■ What you need to do:
Write out every line of the material as it stands, apart from the pictures.

[Start Records for processing]

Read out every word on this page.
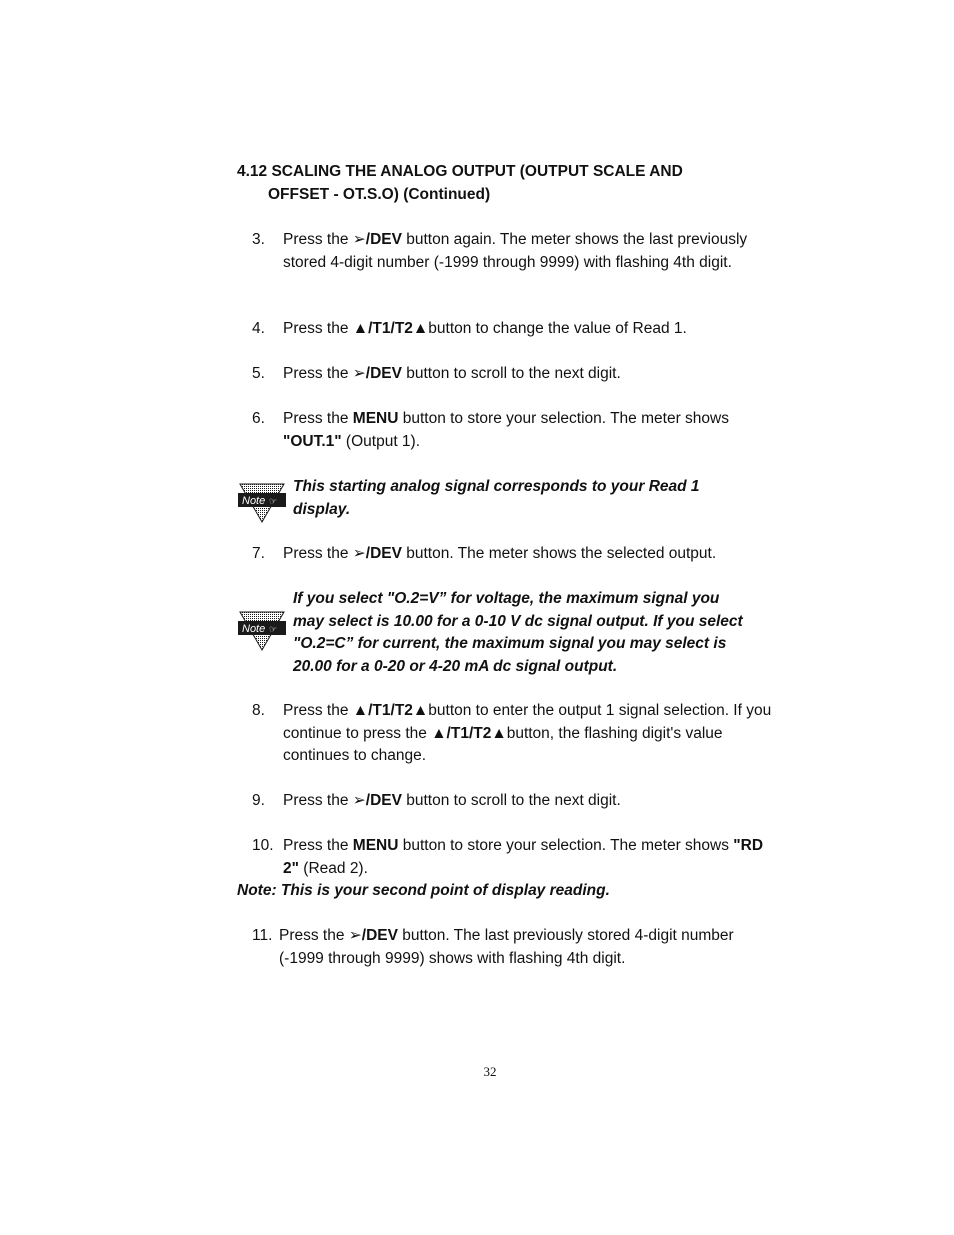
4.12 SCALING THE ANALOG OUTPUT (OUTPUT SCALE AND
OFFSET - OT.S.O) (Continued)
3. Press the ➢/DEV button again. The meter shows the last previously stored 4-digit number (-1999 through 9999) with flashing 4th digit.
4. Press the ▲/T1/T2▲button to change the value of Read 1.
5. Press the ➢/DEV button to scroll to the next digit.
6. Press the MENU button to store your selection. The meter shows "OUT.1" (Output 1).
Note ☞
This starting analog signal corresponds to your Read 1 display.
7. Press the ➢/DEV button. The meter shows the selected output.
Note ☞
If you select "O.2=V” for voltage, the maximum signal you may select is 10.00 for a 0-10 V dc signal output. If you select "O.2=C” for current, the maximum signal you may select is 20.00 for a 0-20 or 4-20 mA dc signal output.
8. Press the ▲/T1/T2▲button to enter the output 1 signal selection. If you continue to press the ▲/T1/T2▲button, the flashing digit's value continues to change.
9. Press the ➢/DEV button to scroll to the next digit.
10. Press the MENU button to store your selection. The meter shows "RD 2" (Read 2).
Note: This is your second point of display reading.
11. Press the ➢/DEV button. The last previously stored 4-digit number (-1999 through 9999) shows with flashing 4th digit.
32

[End Records for processing]

■ Finished task:
Read out every word on this page.
4.12 SCALING THE ANALOG OUTPUT (OUTPUT SCALE AND
OFFSET - OT.S.O) (Continued)
3. Press the ➢/DEV button again. The meter shows the last previously stored 4-digit number (-1999 through 9999) with flashing 4th digit.
4. Press the ▲/T1/T2▲button to change the value of Read 1.
5. Press the ➢/DEV button to scroll to the next digit.
6. Press the MENU button to store your selection. The meter shows "OUT.1" (Output 1).
Note ☞
This starting analog signal corresponds to your Read 1 display.
7. Press the ➢/DEV button. The meter shows the selected output.
Note ☞
If you select "O.2=V” for voltage, the maximum signal you may select is 10.00 for a 0-10 V dc signal output. If you select "O.2=C” for current, the maximum signal you may select is 20.00 for a 0-20 or 4-20 mA dc signal output.
8. Press the ▲/T1/T2▲button to enter the output 1 signal selection. If you continue to press the ▲/T1/T2▲button, the flashing digit's value continues to change.
9. Press the ➢/DEV button to scroll to the next digit.
10. Press the MENU button to store your selection. The meter shows "RD 2" (Read 2).
Note: This is your second point of display reading.
11. Press the ➢/DEV button. The last previously stored 4-digit number (-1999 through 9999) shows with flashing 4th digit.
32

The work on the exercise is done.